▸ Data for the task:
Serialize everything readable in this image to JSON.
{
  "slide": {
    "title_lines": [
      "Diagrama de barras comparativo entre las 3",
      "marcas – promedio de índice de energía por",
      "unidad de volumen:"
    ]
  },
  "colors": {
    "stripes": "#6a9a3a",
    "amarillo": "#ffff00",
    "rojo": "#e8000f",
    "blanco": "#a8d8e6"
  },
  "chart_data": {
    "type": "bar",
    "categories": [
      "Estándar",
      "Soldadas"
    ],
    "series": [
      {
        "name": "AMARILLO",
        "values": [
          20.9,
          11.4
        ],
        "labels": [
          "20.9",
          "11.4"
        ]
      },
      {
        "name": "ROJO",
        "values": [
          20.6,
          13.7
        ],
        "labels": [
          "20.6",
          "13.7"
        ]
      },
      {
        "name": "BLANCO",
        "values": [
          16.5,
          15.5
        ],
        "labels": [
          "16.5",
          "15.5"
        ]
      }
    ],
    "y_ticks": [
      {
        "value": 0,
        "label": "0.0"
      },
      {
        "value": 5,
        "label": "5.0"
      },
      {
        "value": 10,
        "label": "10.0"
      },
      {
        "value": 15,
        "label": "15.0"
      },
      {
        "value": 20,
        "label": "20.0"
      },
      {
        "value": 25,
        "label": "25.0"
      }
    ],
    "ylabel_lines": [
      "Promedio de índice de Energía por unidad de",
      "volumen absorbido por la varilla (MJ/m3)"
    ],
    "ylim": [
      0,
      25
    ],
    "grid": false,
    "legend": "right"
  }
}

▸ What the task asks: From the listing above, collect every line that mentions the word "volumen".

▸ Written solution:
      "unidad de volumen:"
      "volumen absorbido por la varilla (MJ/m3)"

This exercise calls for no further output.